● **What is needed**
In the material below, find each line holding the string "object" and copy it.

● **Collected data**

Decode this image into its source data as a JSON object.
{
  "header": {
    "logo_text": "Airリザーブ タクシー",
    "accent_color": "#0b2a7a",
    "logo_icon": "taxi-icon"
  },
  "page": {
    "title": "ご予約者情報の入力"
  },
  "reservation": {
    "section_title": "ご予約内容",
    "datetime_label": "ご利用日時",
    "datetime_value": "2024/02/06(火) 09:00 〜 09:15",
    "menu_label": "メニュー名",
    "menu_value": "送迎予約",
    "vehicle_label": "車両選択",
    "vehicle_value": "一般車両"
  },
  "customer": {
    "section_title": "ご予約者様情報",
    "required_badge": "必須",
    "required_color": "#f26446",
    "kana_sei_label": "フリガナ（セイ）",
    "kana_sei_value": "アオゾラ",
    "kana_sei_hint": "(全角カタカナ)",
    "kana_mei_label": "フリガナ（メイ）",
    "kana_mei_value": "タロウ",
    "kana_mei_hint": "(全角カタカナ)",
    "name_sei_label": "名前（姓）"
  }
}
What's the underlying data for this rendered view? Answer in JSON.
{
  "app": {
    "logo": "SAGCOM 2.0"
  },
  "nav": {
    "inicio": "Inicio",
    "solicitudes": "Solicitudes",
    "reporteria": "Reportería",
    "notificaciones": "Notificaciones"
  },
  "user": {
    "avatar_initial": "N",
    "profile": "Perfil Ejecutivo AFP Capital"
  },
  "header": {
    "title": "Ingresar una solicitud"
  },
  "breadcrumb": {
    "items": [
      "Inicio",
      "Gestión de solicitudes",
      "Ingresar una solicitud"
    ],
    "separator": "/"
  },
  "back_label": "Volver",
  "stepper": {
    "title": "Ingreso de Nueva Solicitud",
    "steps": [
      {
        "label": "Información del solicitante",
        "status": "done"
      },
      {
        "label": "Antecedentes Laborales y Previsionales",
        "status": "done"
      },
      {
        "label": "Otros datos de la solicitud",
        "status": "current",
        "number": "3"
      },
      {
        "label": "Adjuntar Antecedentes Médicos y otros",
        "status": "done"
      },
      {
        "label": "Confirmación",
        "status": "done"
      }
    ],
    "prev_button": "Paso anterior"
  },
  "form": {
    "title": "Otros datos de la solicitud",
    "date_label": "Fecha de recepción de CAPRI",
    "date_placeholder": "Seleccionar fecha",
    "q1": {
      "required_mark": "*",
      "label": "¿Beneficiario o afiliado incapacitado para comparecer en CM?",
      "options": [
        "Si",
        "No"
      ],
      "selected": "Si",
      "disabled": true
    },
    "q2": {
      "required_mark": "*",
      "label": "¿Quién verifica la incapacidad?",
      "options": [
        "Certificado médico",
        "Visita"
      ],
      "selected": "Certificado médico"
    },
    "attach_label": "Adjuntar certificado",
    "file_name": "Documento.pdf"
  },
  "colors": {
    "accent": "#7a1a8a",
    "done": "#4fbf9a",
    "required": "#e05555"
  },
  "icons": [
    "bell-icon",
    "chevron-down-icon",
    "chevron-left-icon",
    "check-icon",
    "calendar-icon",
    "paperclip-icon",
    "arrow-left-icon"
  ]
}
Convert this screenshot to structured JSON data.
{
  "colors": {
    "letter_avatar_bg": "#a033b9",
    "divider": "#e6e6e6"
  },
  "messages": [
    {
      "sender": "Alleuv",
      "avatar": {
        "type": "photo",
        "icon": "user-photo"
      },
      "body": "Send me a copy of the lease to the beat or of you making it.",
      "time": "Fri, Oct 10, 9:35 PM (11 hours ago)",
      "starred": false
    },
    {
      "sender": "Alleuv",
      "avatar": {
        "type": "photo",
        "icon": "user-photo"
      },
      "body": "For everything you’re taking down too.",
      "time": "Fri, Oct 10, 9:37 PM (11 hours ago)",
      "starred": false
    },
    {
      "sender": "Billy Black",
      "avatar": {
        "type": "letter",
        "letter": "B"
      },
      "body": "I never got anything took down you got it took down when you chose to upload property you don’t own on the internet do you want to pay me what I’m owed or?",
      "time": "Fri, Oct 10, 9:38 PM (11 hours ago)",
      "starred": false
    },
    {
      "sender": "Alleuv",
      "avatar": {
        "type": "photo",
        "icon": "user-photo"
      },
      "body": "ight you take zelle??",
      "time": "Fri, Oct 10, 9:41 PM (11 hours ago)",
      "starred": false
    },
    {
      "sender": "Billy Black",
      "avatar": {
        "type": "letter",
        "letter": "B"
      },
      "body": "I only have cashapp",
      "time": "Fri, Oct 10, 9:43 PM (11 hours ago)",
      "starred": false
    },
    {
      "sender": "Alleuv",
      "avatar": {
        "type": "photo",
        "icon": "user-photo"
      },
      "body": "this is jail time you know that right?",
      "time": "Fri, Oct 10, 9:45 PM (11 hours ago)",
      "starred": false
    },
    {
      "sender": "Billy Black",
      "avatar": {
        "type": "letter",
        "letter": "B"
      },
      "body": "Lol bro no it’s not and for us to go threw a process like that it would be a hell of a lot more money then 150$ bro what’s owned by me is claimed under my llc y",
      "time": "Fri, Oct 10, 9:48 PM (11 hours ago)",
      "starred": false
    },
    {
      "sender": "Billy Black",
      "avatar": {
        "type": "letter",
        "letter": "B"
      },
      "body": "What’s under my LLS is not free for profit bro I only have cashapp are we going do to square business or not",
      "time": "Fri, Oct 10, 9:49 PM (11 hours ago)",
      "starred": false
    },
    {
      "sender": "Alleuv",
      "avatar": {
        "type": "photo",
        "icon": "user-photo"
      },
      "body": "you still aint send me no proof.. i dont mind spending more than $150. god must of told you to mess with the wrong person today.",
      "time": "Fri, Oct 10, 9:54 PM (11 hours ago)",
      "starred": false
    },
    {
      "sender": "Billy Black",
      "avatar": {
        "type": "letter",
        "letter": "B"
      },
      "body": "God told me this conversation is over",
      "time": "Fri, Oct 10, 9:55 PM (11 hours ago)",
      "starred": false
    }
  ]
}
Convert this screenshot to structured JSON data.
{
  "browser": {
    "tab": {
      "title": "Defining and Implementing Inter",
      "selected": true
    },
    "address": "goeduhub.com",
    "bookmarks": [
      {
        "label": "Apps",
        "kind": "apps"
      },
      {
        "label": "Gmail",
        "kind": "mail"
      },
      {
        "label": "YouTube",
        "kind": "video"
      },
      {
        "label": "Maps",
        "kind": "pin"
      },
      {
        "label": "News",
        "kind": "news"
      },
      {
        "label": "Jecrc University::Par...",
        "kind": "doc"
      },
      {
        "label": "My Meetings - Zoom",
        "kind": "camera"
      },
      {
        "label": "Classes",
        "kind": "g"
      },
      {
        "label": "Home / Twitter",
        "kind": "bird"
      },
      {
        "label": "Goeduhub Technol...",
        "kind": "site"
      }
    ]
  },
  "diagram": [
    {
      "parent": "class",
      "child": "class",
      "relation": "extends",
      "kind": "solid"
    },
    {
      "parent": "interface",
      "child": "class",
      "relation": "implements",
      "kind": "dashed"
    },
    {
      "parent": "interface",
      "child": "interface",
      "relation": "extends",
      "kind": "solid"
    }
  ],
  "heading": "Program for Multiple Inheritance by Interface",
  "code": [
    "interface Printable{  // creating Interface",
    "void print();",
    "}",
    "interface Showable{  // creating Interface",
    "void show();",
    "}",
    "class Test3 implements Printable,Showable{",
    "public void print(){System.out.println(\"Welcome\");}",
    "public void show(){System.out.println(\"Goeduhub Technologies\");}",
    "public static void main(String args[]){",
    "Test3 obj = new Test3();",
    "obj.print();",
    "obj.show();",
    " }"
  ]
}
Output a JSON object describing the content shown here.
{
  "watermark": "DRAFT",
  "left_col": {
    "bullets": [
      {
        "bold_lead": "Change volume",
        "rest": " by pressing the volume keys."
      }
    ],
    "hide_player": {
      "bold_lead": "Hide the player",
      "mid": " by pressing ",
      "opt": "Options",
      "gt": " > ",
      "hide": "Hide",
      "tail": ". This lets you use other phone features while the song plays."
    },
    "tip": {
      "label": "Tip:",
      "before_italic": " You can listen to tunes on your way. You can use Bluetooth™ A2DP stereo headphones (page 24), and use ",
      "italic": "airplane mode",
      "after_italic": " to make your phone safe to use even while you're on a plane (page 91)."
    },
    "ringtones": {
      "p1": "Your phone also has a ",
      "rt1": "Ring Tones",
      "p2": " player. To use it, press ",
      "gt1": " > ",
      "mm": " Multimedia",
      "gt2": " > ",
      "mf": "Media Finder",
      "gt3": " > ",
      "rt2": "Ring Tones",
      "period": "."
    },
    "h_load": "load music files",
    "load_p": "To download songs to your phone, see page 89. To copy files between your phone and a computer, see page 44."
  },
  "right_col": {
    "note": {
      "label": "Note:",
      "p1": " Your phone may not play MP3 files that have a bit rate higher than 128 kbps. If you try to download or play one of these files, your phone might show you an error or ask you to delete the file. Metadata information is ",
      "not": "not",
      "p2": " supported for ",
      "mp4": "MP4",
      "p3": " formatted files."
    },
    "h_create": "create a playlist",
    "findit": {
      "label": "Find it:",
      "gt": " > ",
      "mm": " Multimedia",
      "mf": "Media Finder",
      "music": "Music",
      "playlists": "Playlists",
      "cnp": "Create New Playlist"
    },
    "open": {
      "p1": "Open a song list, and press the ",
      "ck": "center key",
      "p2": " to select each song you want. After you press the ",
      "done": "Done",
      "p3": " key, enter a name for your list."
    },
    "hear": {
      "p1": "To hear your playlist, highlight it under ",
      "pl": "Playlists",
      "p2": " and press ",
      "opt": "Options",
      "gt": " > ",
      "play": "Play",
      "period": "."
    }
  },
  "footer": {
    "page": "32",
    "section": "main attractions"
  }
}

● **Final result**
Decode this image into its source data as a JSON object.
Output a JSON object describing the content shown here.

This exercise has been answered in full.